**Records from a data collection**
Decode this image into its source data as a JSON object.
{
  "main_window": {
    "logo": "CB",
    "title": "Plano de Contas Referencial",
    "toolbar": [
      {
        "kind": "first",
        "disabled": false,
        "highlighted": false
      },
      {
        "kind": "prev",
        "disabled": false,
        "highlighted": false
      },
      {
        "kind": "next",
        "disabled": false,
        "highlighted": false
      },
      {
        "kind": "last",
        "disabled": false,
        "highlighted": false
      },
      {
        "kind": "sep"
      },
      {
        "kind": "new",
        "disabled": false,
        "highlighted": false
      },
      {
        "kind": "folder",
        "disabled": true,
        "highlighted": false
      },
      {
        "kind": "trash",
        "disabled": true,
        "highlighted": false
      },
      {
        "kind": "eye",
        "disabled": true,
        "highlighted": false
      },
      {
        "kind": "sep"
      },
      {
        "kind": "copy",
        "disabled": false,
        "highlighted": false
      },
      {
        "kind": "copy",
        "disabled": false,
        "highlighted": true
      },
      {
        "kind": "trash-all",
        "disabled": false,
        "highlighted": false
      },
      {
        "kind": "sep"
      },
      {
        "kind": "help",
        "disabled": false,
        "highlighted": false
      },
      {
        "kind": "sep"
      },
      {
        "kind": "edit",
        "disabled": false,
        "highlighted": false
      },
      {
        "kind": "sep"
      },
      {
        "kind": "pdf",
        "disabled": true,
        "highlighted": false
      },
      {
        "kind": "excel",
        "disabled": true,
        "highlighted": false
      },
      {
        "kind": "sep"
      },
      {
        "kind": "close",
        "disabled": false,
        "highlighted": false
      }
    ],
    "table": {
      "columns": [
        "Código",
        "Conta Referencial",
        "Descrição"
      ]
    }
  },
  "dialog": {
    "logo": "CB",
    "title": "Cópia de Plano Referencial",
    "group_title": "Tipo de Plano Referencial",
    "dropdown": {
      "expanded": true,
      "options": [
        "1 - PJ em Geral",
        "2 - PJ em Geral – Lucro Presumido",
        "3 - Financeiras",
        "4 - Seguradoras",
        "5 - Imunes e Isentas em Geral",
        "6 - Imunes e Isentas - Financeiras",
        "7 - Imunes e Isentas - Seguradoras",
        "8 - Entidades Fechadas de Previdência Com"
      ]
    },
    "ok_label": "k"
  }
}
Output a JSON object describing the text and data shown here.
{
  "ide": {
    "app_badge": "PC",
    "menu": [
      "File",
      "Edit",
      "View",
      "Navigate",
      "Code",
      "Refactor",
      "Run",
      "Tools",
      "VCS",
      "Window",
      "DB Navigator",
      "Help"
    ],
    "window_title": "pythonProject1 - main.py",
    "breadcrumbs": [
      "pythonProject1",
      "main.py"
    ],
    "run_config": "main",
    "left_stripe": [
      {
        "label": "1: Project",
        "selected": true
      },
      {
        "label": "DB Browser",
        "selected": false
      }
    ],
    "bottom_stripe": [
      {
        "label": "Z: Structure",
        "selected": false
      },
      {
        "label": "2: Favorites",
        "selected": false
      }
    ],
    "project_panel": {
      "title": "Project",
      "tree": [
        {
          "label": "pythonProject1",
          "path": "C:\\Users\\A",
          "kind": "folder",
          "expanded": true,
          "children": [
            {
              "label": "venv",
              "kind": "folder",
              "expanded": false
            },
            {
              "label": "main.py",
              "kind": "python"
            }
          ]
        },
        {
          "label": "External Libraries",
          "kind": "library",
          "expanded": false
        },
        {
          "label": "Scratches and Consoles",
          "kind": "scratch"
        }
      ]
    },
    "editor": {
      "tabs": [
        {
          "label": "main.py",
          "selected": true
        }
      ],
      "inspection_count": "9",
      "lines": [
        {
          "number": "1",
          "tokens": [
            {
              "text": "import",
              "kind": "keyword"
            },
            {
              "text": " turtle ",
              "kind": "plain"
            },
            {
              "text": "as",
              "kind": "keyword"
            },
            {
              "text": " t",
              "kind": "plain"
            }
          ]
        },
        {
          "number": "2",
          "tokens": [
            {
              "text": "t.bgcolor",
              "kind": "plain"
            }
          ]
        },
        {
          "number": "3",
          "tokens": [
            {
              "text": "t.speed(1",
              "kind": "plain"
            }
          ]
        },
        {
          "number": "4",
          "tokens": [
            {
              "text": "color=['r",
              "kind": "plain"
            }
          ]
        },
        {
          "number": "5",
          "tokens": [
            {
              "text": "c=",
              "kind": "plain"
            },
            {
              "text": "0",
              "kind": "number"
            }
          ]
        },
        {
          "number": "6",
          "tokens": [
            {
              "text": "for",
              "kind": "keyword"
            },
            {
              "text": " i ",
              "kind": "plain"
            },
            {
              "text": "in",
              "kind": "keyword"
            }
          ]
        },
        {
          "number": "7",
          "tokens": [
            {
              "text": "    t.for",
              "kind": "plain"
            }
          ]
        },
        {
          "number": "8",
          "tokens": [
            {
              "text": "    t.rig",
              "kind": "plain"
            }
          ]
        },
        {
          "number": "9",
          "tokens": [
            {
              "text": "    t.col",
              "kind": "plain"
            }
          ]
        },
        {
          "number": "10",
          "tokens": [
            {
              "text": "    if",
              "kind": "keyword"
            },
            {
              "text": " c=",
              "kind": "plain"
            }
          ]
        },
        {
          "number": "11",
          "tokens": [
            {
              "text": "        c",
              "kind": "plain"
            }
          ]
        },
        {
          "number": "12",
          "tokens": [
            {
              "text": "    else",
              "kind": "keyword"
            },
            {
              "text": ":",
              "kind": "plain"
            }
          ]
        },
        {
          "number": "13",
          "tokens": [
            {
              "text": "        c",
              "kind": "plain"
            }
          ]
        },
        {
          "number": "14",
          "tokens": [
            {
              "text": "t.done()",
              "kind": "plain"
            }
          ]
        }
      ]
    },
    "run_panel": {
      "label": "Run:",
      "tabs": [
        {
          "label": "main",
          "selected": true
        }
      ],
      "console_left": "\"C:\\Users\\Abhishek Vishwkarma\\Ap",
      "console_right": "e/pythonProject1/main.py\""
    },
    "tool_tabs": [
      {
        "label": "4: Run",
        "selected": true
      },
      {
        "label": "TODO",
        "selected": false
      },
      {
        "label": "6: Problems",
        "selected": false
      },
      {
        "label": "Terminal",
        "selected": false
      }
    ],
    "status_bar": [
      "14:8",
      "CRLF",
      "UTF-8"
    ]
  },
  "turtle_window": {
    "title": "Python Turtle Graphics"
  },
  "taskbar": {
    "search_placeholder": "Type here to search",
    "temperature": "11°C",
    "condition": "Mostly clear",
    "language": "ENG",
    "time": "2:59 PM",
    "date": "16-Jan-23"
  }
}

**TASK PROMPT**
Nothing in the data may differ; print all of it exactly as written.

**PROBLEM SOLUTION**
Decode this image into its source data as a JSON object.
{
  "main_window": {
    "logo": "CB",
    "title": "Plano de Contas Referencial",
    "toolbar": [
      {
        "kind": "first",
        "disabled": false,
        "highlighted": false
      },
      {
        "kind": "prev",
        "disabled": false,
        "highlighted": false
      },
      {
        "kind": "next",
        "disabled": false,
        "highlighted": false
      },
      {
        "kind": "last",
        "disabled": false,
        "highlighted": false
      },
      {
        "kind": "sep"
      },
      {
        "kind": "new",
        "disabled": false,
        "highlighted": false
      },
      {
        "kind": "folder",
        "disabled": true,
        "highlighted": false
      },
      {
        "kind": "trash",
        "disabled": true,
        "highlighted": false
      },
      {
        "kind": "eye",
        "disabled": true,
        "highlighted": false
      },
      {
        "kind": "sep"
      },
      {
        "kind": "copy",
        "disabled": false,
        "highlighted": false
      },
      {
        "kind": "copy",
        "disabled": false,
        "highlighted": true
      },
      {
        "kind": "trash-all",
        "disabled": false,
        "highlighted": false
      },
      {
        "kind": "sep"
      },
      {
        "kind": "help",
        "disabled": false,
        "highlighted": false
      },
      {
        "kind": "sep"
      },
      {
        "kind": "edit",
        "disabled": false,
        "highlighted": false
      },
      {
        "kind": "sep"
      },
      {
        "kind": "pdf",
        "disabled": true,
        "highlighted": false
      },
      {
        "kind": "excel",
        "disabled": true,
        "highlighted": false
      },
      {
        "kind": "sep"
      },
      {
        "kind": "close",
        "disabled": false,
        "highlighted": false
      }
    ],
    "table": {
      "columns": [
        "Código",
        "Conta Referencial",
        "Descrição"
      ]
    }
  },
  "dialog": {
    "logo": "CB",
    "title": "Cópia de Plano Referencial",
    "group_title": "Tipo de Plano Referencial",
    "dropdown": {
      "expanded": true,
      "options": [
        "1 - PJ em Geral",
        "2 - PJ em Geral – Lucro Presumido",
        "3 - Financeiras",
        "4 - Seguradoras",
        "5 - Imunes e Isentas em Geral",
        "6 - Imunes e Isentas - Financeiras",
        "7 - Imunes e Isentas - Seguradoras",
        "8 - Entidades Fechadas de Previdência Com"
      ]
    },
    "ok_label": "k"
  }
}
Output a JSON object describing the text and data shown here.
{
  "ide": {
    "app_badge": "PC",
    "menu": [
      "File",
      "Edit",
      "View",
      "Navigate",
      "Code",
      "Refactor",
      "Run",
      "Tools",
      "VCS",
      "Window",
      "DB Navigator",
      "Help"
    ],
    "window_title": "pythonProject1 - main.py",
    "breadcrumbs": [
      "pythonProject1",
      "main.py"
    ],
    "run_config": "main",
    "left_stripe": [
      {
        "label": "1: Project",
        "selected": true
      },
      {
        "label": "DB Browser",
        "selected": false
      }
    ],
    "bottom_stripe": [
      {
        "label": "Z: Structure",
        "selected": false
      },
      {
        "label": "2: Favorites",
        "selected": false
      }
    ],
    "project_panel": {
      "title": "Project",
      "tree": [
        {
          "label": "pythonProject1",
          "path": "C:\\Users\\A",
          "kind": "folder",
          "expanded": true,
          "children": [
            {
              "label": "venv",
              "kind": "folder",
              "expanded": false
            },
            {
              "label": "main.py",
              "kind": "python"
            }
          ]
        },
        {
          "label": "External Libraries",
          "kind": "library",
          "expanded": false
        },
        {
          "label": "Scratches and Consoles",
          "kind": "scratch"
        }
      ]
    },
    "editor": {
      "tabs": [
        {
          "label": "main.py",
          "selected": true
        }
      ],
      "inspection_count": "9",
      "lines": [
        {
          "number": "1",
          "tokens": [
            {
              "text": "import",
              "kind": "keyword"
            },
            {
              "text": " turtle ",
              "kind": "plain"
            },
            {
              "text": "as",
              "kind": "keyword"
            },
            {
              "text": " t",
              "kind": "plain"
            }
          ]
        },
        {
          "number": "2",
          "tokens": [
            {
              "text": "t.bgcolor",
              "kind": "plain"
            }
          ]
        },
        {
          "number": "3",
          "tokens": [
            {
              "text": "t.speed(1",
              "kind": "plain"
            }
          ]
        },
        {
          "number": "4",
          "tokens": [
            {
              "text": "color=['r",
              "kind": "plain"
            }
          ]
        },
        {
          "number": "5",
          "tokens": [
            {
              "text": "c=",
              "kind": "plain"
            },
            {
              "text": "0",
              "kind": "number"
            }
          ]
        },
        {
          "number": "6",
          "tokens": [
            {
              "text": "for",
              "kind": "keyword"
            },
            {
              "text": " i ",
              "kind": "plain"
            },
            {
              "text": "in",
              "kind": "keyword"
            }
          ]
        },
        {
          "number": "7",
          "tokens": [
            {
              "text": "    t.for",
              "kind": "plain"
            }
          ]
        },
        {
          "number": "8",
          "tokens": [
            {
              "text": "    t.rig",
              "kind": "plain"
            }
          ]
        },
        {
          "number": "9",
          "tokens": [
            {
              "text": "    t.col",
              "kind": "plain"
            }
          ]
        },
        {
          "number": "10",
          "tokens": [
            {
              "text": "    if",
              "kind": "keyword"
            },
            {
              "text": " c=",
              "kind": "plain"
            }
          ]
        },
        {
          "number": "11",
          "tokens": [
            {
              "text": "        c",
              "kind": "plain"
            }
          ]
        },
        {
          "number": "12",
          "tokens": [
            {
              "text": "    else",
              "kind": "keyword"
            },
            {
              "text": ":",
              "kind": "plain"
            }
          ]
        },
        {
          "number": "13",
          "tokens": [
            {
              "text": "        c",
              "kind": "plain"
            }
          ]
        },
        {
          "number": "14",
          "tokens": [
            {
              "text": "t.done()",
              "kind": "plain"
            }
          ]
        }
      ]
    },
    "run_panel": {
      "label": "Run:",
      "tabs": [
        {
          "label": "main",
          "selected": true
        }
      ],
      "console_left": "\"C:\\Users\\Abhishek Vishwkarma\\Ap",
      "console_right": "e/pythonProject1/main.py\""
    },
    "tool_tabs": [
      {
        "label": "4: Run",
        "selected": true
      },
      {
        "label": "TODO",
        "selected": false
      },
      {
        "label": "6: Problems",
        "selected": false
      },
      {
        "label": "Terminal",
        "selected": false
      }
    ],
    "status_bar": [
      "14:8",
      "CRLF",
      "UTF-8"
    ]
  },
  "turtle_window": {
    "title": "Python Turtle Graphics"
  },
  "taskbar": {
    "search_placeholder": "Type here to search",
    "temperature": "11°C",
    "condition": "Mostly clear",
    "language": "ENG",
    "time": "2:59 PM",
    "date": "16-Jan-23"
  }
}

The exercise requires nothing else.